> [EXTRAIT DU TEXTE]:

Publié le Lundi 29 décembre 2014 à 09h19.

Les colonisés de l’empire français dans la Première Guerre mondiale

Durant la Première Guerre mondiale, l’empire français déploya sur les champs de bataille – non sans résistances et révoltes, sauvagement réprimées – près de 500 000 de ses sujets coloniaux. Employés comme à chair à canon, victimes du racisme et de multiples discriminations, ils exigèrent alors l’égalité, mais en vain. La fin de la guerre coïncida avec un premier essor de la revendication d’indépendance.

En août 1914, la situation des 50 millions de colonisés de l’empire colonial français était telle qu’ils ne pouvaient se sentir concernés par la boucherie qui s’annonçait. En effet, à ce moment régnait toujours le régime de l’indigénat1. Cette  justice administrative d’exception qui s’appliquait aux personnes définies comme « indigènes» autorisait les sanctions collectives, les déportations d’habitants et sanctionnait des pratiques que la loi n’interdisait pas, sans défense ni possibilité d’appel. Elle imposait l’interdiction de circuler de nuit et les réquisitions. Le service de corvée forcée aboli par la Révolution française était en vigueur, comme de nombreuses taxes coloniales, dont la « taxe de sang » qui se traduisait par la conscription forcée.

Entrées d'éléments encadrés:

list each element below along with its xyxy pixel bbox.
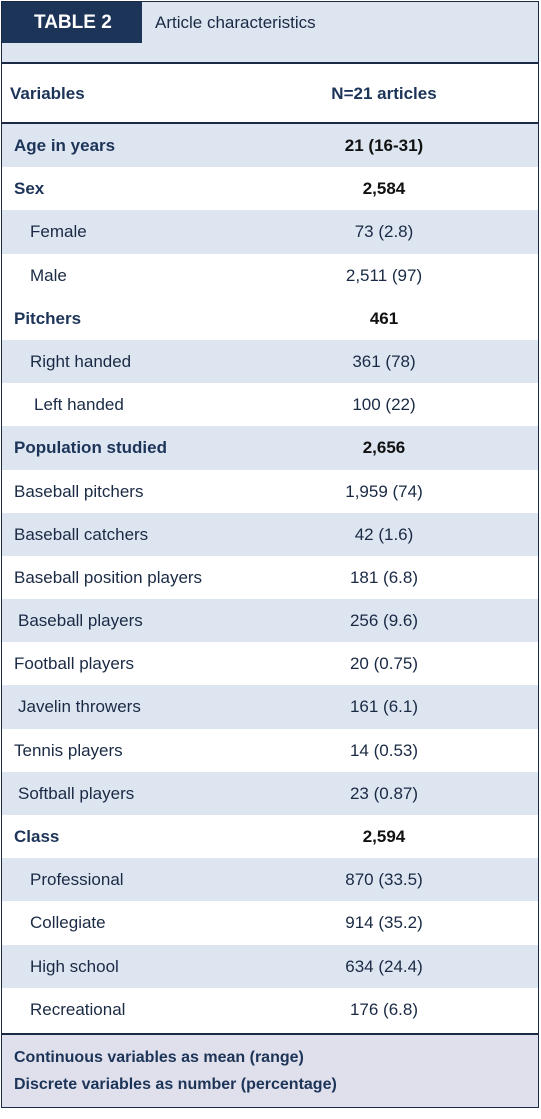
row-label: Collegiate xyxy=(30,913,106,933)
row-label: Pitchers xyxy=(14,308,82,328)
table-title: Article characteristics xyxy=(155,13,316,32)
table-label-badge: TABLE 2 xyxy=(2,2,142,43)
row-value: 2,594 xyxy=(362,827,406,846)
table-row: Recreational 176 (6.8) xyxy=(2,988,538,1031)
table-row: Tennis players 14 (0.53) xyxy=(2,729,538,772)
table-row: Female 73 (2.8) xyxy=(2,210,538,254)
table-row: Javelin throwers 161 (6.1) xyxy=(2,685,538,729)
row-value: 73 (2.8) xyxy=(354,222,414,242)
row-value: 100 (22) xyxy=(352,395,416,415)
row-label: Male xyxy=(30,265,67,285)
row-value: 181 (6.8) xyxy=(349,567,419,587)
table-row: Sex 2,584 xyxy=(2,167,538,210)
row-value: 23 (0.87) xyxy=(349,783,419,803)
row-value: 256 (9.6) xyxy=(349,611,419,631)
row-label: Javelin throwers xyxy=(18,697,141,717)
row-label: Tennis players xyxy=(14,740,123,760)
row-label: Class xyxy=(14,827,60,846)
column-header-count: N=21 articles xyxy=(331,84,437,103)
table-row: Baseball players 256 (9.6) xyxy=(2,599,538,643)
row-value: 2,656 xyxy=(362,438,406,458)
table-row: Right handed 361 (78) xyxy=(2,339,538,384)
row-label: Baseball players xyxy=(18,611,143,631)
row-value: 2,584 xyxy=(362,179,406,199)
row-label: Right handed xyxy=(30,351,132,371)
table-row: Population studied 2,656 xyxy=(2,426,538,470)
row-label: Baseball catchers xyxy=(14,524,149,544)
table-row: Age in years 21 (16-31) xyxy=(2,124,538,168)
table-body: Age in years 21 (16-31) Sex 2,584 Female… xyxy=(2,124,538,1031)
row-label: Left handed xyxy=(34,395,124,415)
row-value: 21 (16-31) xyxy=(344,136,424,155)
row-value: 42 (1.6) xyxy=(354,524,414,544)
row-label: Football players xyxy=(14,654,135,674)
column-header-variables: Variables xyxy=(10,84,85,103)
table-row: Professional 870 (33.5) xyxy=(2,858,538,902)
row-value: 461 xyxy=(369,308,399,328)
table-row: Football players 20 (0.75) xyxy=(2,642,538,685)
row-label: High school xyxy=(30,956,119,976)
row-value: 1,959 (74) xyxy=(345,481,423,501)
table-row: Softball players 23 (0.87) xyxy=(2,771,538,815)
row-value: 914 (35.2) xyxy=(345,913,423,933)
row-value: 634 (24.4) xyxy=(345,956,423,976)
row-value: 176 (6.8) xyxy=(349,999,419,1019)
table-footnotes: Continuous variables as mean (range) Dis… xyxy=(2,1033,538,1107)
row-value: 161 (6.1) xyxy=(349,697,419,717)
table-row: Male 2,511 (97) xyxy=(2,254,538,297)
row-label: Baseball pitchers xyxy=(14,481,144,501)
table-row: Baseball position players 181 (6.8) xyxy=(2,556,538,599)
row-value: 870 (33.5) xyxy=(345,870,423,890)
row-value: 20 (0.75) xyxy=(349,654,419,674)
table-row: Left handed 100 (22) xyxy=(2,383,538,426)
column-header-row: Variables N=21 articles xyxy=(2,62,538,124)
row-label: Softball players xyxy=(18,783,135,803)
row-value: 14 (0.53) xyxy=(349,740,419,760)
table-row: High school 634 (24.4) xyxy=(2,944,538,988)
table-row: Pitchers 461 xyxy=(2,297,538,340)
row-label: Age in years xyxy=(14,136,116,155)
row-label: Sex xyxy=(14,179,45,199)
table-row: Baseball catchers 42 (1.6) xyxy=(2,512,538,556)
row-value: 361 (78) xyxy=(352,351,416,371)
row-label: Professional xyxy=(30,870,124,890)
table-row: Class 2,594 xyxy=(2,815,538,858)
row-label: Recreational xyxy=(30,999,126,1019)
table-header: TABLE 2 Article characteristics xyxy=(2,2,538,62)
row-label: Female xyxy=(30,222,87,242)
table-row: Baseball pitchers 1,959 (74) xyxy=(2,470,538,513)
row-label: Population studied xyxy=(14,438,167,458)
row-value: 2,511 (97) xyxy=(345,265,423,285)
footnote-continuous: Continuous variables as mean (range) xyxy=(14,1049,304,1066)
table-row: Collegiate 914 (35.2) xyxy=(2,901,538,944)
footnote-discrete: Discrete variables as number (percentage… xyxy=(14,1076,337,1093)
row-label: Baseball position players xyxy=(14,567,203,587)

> [DESCRIPTION DE LA TÂCHE]:
Transcrivez sans rien modifier le passage de l'article sur les colonisés de l'empire français en commençant à « En août 1914, la » et en terminant à « la conscription forcée. ». Ces items proviennent d'une autre source.

> [RÉPONSE PROPOSÉE]:
En août 1914, la situation des 50 millions de colonisés de l’empire colonial français était telle qu’ils ne pouvaient se sentir concernés par la boucherie qui s’annonçait. En effet, à ce moment régnait toujours le régime de l’indigénat1. Cette  justice administrative d’exception qui s’appliquait aux personnes définies comme « indigènes» autorisait les sanctions collectives, les déportations d’habitants et sanctionnait des pratiques que la loi n’interdisait pas, sans défense ni possibilité d’appel. Elle imposait l’interdiction de circuler de nuit et les réquisitions. Le service de corvée forcée aboli par la Révolution française était en vigueur, comme de nombreuses taxes coloniales, dont la « taxe de sang » qui se traduisait par la conscription forcée.